[Saved entries]
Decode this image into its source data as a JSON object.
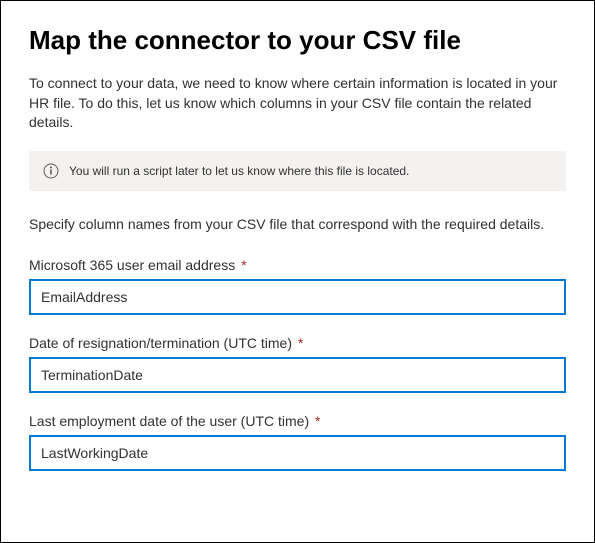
{
  "title": "Map the connector to your CSV file",
  "intro": "To connect to your data, we need to know where certain information is located in your HR file. To do this, let us know which columns in your CSV file contain the related details.",
  "banner": {
    "text": "You will run a script later to let us know where this file is located."
  },
  "instructions": "Specify column names from your CSV file that correspond with the required details.",
  "fields": {
    "email": {
      "label": "Microsoft 365 user email address",
      "required": "*",
      "value": "EmailAddress"
    },
    "termination": {
      "label": "Date of resignation/termination (UTC time)",
      "required": "*",
      "value": "TerminationDate"
    },
    "lastworking": {
      "label": "Last employment date of the user (UTC time)",
      "required": "*",
      "value": "LastWorkingDate"
    }
  }
}
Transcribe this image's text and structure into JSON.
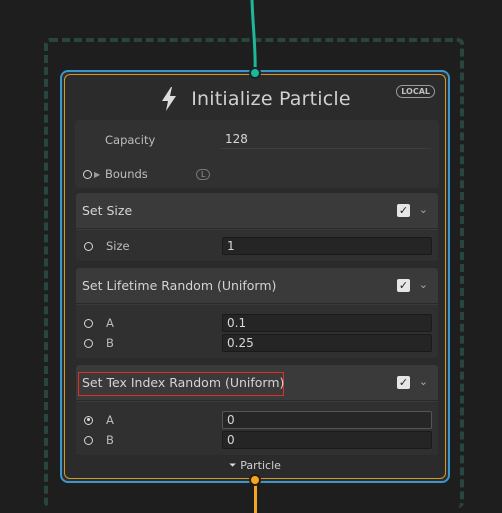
{
  "node": {
    "title": "Initialize Particle",
    "badge": "LOCAL",
    "icon": "lightning-bolt-icon"
  },
  "properties": {
    "capacity_label": "Capacity",
    "capacity_value": "128",
    "bounds_label": "Bounds",
    "bounds_space": "L"
  },
  "blocks": [
    {
      "title": "Set Size",
      "enabled": true,
      "fields": [
        {
          "label": "Size",
          "value": "1"
        }
      ]
    },
    {
      "title": "Set Lifetime Random (Uniform)",
      "enabled": true,
      "fields": [
        {
          "label": "A",
          "value": "0.1"
        },
        {
          "label": "B",
          "value": "0.25"
        }
      ]
    },
    {
      "title": "Set Tex Index Random (Uniform)",
      "enabled": true,
      "fields": [
        {
          "label": "A",
          "value": "0"
        },
        {
          "label": "B",
          "value": "0"
        }
      ]
    }
  ],
  "output": {
    "label": "Particle"
  },
  "colors": {
    "flow_in": "#1db89a",
    "flow_out": "#f5a623",
    "context_border": "#3a97cc",
    "highlight": "#e02b2b"
  }
}
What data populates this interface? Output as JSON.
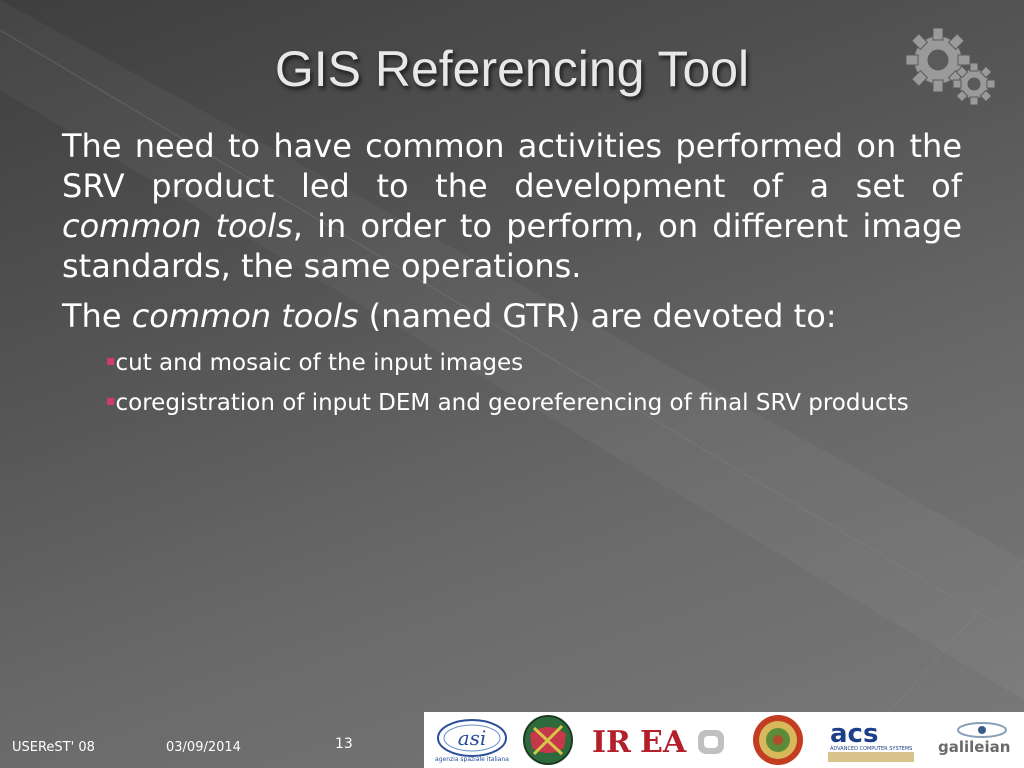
{
  "slide": {
    "title": "GIS Referencing Tool",
    "para1_a": "The need to have common activities performed on the SRV product led to the development of a set of ",
    "para1_em": "common tools",
    "para1_b": ", in order to perform, on different image standards, the same operations.",
    "para2_a": "The ",
    "para2_em": "common tools",
    "para2_b": " (named GTR) are devoted to:",
    "bullets": [
      "cut and mosaic of the input images",
      "coregistration of input DEM and georeferencing of final SRV products"
    ],
    "bullet_marker": "▪"
  },
  "footer": {
    "event": "USEReST' 08",
    "date": "03/09/2014",
    "page": "13"
  },
  "logos": {
    "asi": "asi",
    "asi_sub": "agenzia spaziale italiana",
    "irea": "IREA",
    "acs": "acs",
    "acs_sub": "ADVANCED COMPUTER SYSTEMS",
    "galileian": "galileian"
  },
  "colors": {
    "bullet": "#d23b6a",
    "acs_blue": "#1d3f8a",
    "irea_red": "#b3202b"
  }
}
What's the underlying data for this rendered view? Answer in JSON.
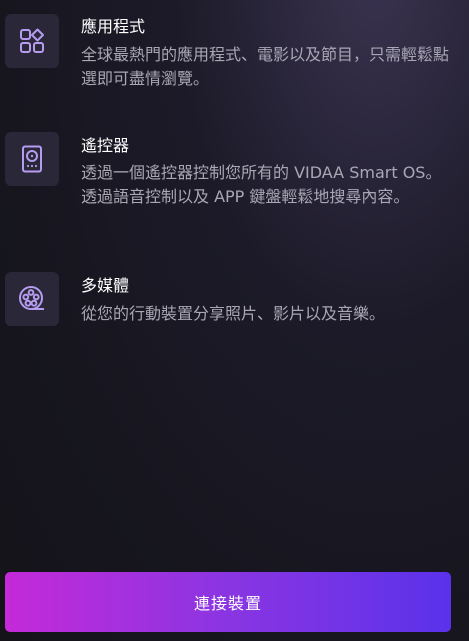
{
  "features": [
    {
      "icon": "apps-grid-icon",
      "title": "應用程式",
      "description": "全球最熱門的應用程式、電影以及節目，只需輕鬆點選即可盡情瀏覽。"
    },
    {
      "icon": "remote-control-icon",
      "title": "遙控器",
      "description": "透過一個遙控器控制您所有的 VIDAA Smart OS。透過語音控制以及 APP 鍵盤輕鬆地搜尋內容。"
    },
    {
      "icon": "film-reel-icon",
      "title": "多媒體",
      "description": "從您的行動裝置分享照片、影片以及音樂。"
    }
  ],
  "colors": {
    "icon_stroke": "#b59cf0",
    "button_gradient_start": "#c42ad8",
    "button_gradient_end": "#5a32ea"
  },
  "connect_button": {
    "label": "連接裝置"
  }
}
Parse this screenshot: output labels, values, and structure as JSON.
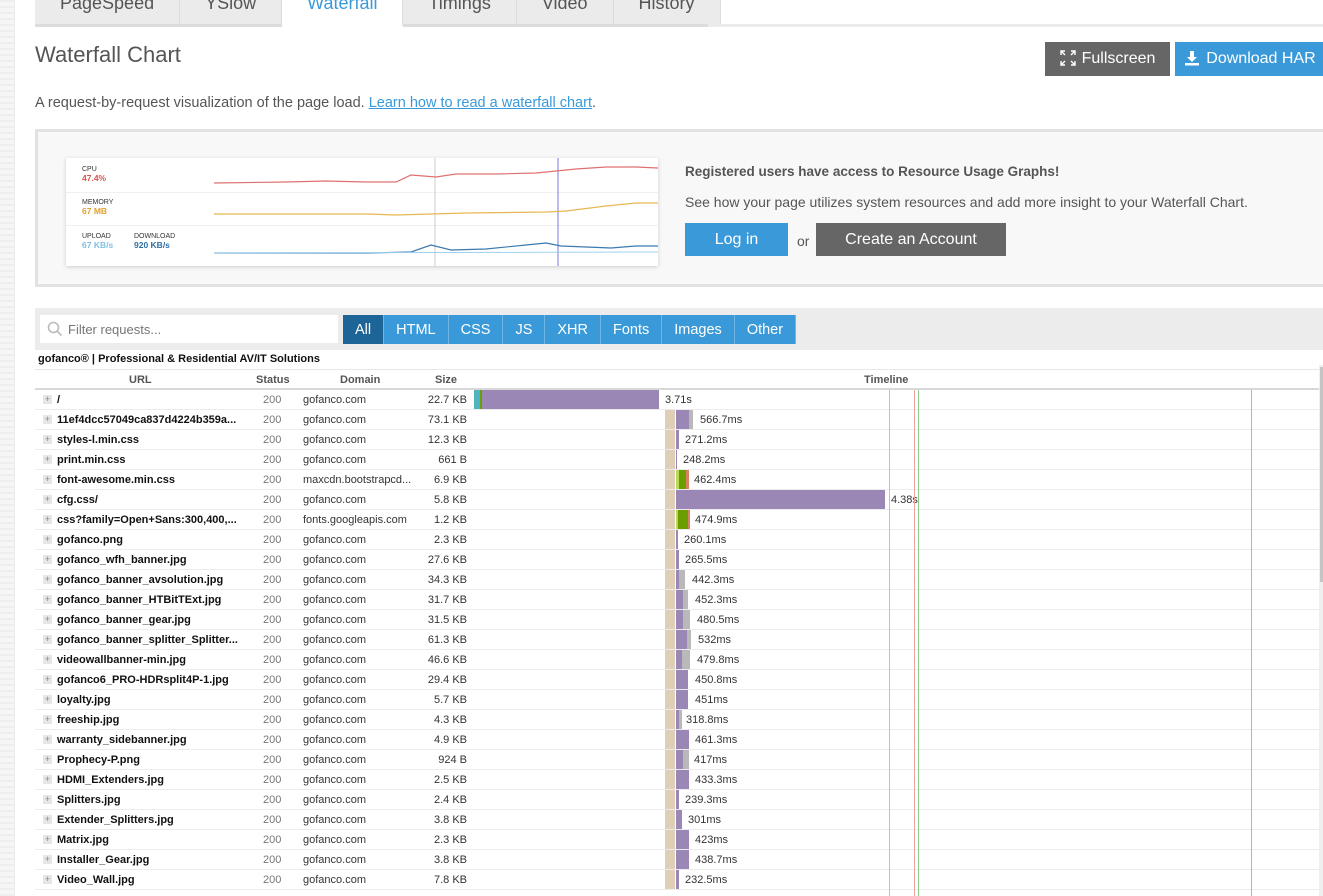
{
  "tabs": [
    {
      "label": "PageSpeed",
      "active": false
    },
    {
      "label": "YSlow",
      "active": false
    },
    {
      "label": "Waterfall",
      "active": true
    },
    {
      "label": "Timings",
      "active": false
    },
    {
      "label": "Video",
      "active": false
    },
    {
      "label": "History",
      "active": false
    }
  ],
  "header": {
    "title": "Waterfall Chart",
    "fullscreen_label": "Fullscreen",
    "download_label": "Download HAR",
    "subtitle": "A request-by-request visualization of the page load. ",
    "subtitle_link": "Learn how to read a waterfall chart",
    "subtitle_end": "."
  },
  "promo": {
    "cpu_label": "CPU",
    "cpu_value": "47.4%",
    "memory_label": "MEMORY",
    "memory_value": "67 MB",
    "upload_label": "UPLOAD",
    "upload_value": "67 KB/s",
    "download_label": "DOWNLOAD",
    "download_value": "920 KB/s",
    "title": "Registered users have access to Resource Usage Graphs!",
    "text": "See how your page utilizes system resources and add more insight to your Waterfall Chart.",
    "login_label": "Log in",
    "or_label": "or",
    "create_label": "Create an Account",
    "colors": {
      "cpu": "#d9534f",
      "memory": "#e0a030",
      "upload": "#7fbfe6",
      "download": "#2c6fa8"
    }
  },
  "toolbar": {
    "filter_placeholder": "Filter requests...",
    "filters": [
      {
        "label": "All",
        "active": true
      },
      {
        "label": "HTML",
        "active": false
      },
      {
        "label": "CSS",
        "active": false
      },
      {
        "label": "JS",
        "active": false
      },
      {
        "label": "XHR",
        "active": false
      },
      {
        "label": "Fonts",
        "active": false
      },
      {
        "label": "Images",
        "active": false
      },
      {
        "label": "Other",
        "active": false
      }
    ]
  },
  "table": {
    "page_name": "gofanco® | Professional & Residential AV/IT Solutions",
    "columns": {
      "url": "URL",
      "status": "Status",
      "domain": "Domain",
      "size": "Size",
      "timeline": "Timeline"
    },
    "colors": {
      "blocking": "#dfcfb6",
      "dns": "#4fb3c0",
      "connect": "#b7d85b",
      "ssl": "#6b9d00",
      "wait": "#9b87b6",
      "receive": "#b9b9b9",
      "error_tail": "#d88060"
    },
    "rows": [
      {
        "url": "/",
        "status": "200",
        "domain": "gofanco.com",
        "size": "22.7 KB",
        "duration": "3.71s"
      },
      {
        "url": "11ef4dcc57049ca837d4224b359a...",
        "status": "200",
        "domain": "gofanco.com",
        "size": "73.1 KB",
        "duration": "566.7ms"
      },
      {
        "url": "styles-l.min.css",
        "status": "200",
        "domain": "gofanco.com",
        "size": "12.3 KB",
        "duration": "271.2ms"
      },
      {
        "url": "print.min.css",
        "status": "200",
        "domain": "gofanco.com",
        "size": "661 B",
        "duration": "248.2ms"
      },
      {
        "url": "font-awesome.min.css",
        "status": "200",
        "domain": "maxcdn.bootstrapcd...",
        "size": "6.9 KB",
        "duration": "462.4ms"
      },
      {
        "url": "cfg.css/",
        "status": "200",
        "domain": "gofanco.com",
        "size": "5.8 KB",
        "duration": "4.38s"
      },
      {
        "url": "css?family=Open+Sans:300,400,...",
        "status": "200",
        "domain": "fonts.googleapis.com",
        "size": "1.2 KB",
        "duration": "474.9ms"
      },
      {
        "url": "gofanco.png",
        "status": "200",
        "domain": "gofanco.com",
        "size": "2.3 KB",
        "duration": "260.1ms"
      },
      {
        "url": "gofanco_wfh_banner.jpg",
        "status": "200",
        "domain": "gofanco.com",
        "size": "27.6 KB",
        "duration": "265.5ms"
      },
      {
        "url": "gofanco_banner_avsolution.jpg",
        "status": "200",
        "domain": "gofanco.com",
        "size": "34.3 KB",
        "duration": "442.3ms"
      },
      {
        "url": "gofanco_banner_HTBitTExt.jpg",
        "status": "200",
        "domain": "gofanco.com",
        "size": "31.7 KB",
        "duration": "452.3ms"
      },
      {
        "url": "gofanco_banner_gear.jpg",
        "status": "200",
        "domain": "gofanco.com",
        "size": "31.5 KB",
        "duration": "480.5ms"
      },
      {
        "url": "gofanco_banner_splitter_Splitter...",
        "status": "200",
        "domain": "gofanco.com",
        "size": "61.3 KB",
        "duration": "532ms"
      },
      {
        "url": "videowallbanner-min.jpg",
        "status": "200",
        "domain": "gofanco.com",
        "size": "46.6 KB",
        "duration": "479.8ms"
      },
      {
        "url": "gofanco6_PRO-HDRsplit4P-1.jpg",
        "status": "200",
        "domain": "gofanco.com",
        "size": "29.4 KB",
        "duration": "450.8ms"
      },
      {
        "url": "loyalty.jpg",
        "status": "200",
        "domain": "gofanco.com",
        "size": "5.7 KB",
        "duration": "451ms"
      },
      {
        "url": "freeship.jpg",
        "status": "200",
        "domain": "gofanco.com",
        "size": "4.3 KB",
        "duration": "318.8ms"
      },
      {
        "url": "warranty_sidebanner.jpg",
        "status": "200",
        "domain": "gofanco.com",
        "size": "4.9 KB",
        "duration": "461.3ms"
      },
      {
        "url": "Prophecy-P.png",
        "status": "200",
        "domain": "gofanco.com",
        "size": "924 B",
        "duration": "417ms"
      },
      {
        "url": "HDMI_Extenders.jpg",
        "status": "200",
        "domain": "gofanco.com",
        "size": "2.5 KB",
        "duration": "433.3ms"
      },
      {
        "url": "Splitters.jpg",
        "status": "200",
        "domain": "gofanco.com",
        "size": "2.4 KB",
        "duration": "239.3ms"
      },
      {
        "url": "Extender_Splitters.jpg",
        "status": "200",
        "domain": "gofanco.com",
        "size": "3.8 KB",
        "duration": "301ms"
      },
      {
        "url": "Matrix.jpg",
        "status": "200",
        "domain": "gofanco.com",
        "size": "2.3 KB",
        "duration": "423ms"
      },
      {
        "url": "Installer_Gear.jpg",
        "status": "200",
        "domain": "gofanco.com",
        "size": "3.8 KB",
        "duration": "438.7ms"
      },
      {
        "url": "Video_Wall.jpg",
        "status": "200",
        "domain": "gofanco.com",
        "size": "7.8 KB",
        "duration": "232.5ms"
      }
    ]
  }
}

- Directions for this task
Every line that holds the word "columns" should be extracted.

- Result
  "intro": "To connect to your data, we need to know where certain information is located in your HR file. To do this, let us know which columns in your CSV file contain the related details.",
    "columns": {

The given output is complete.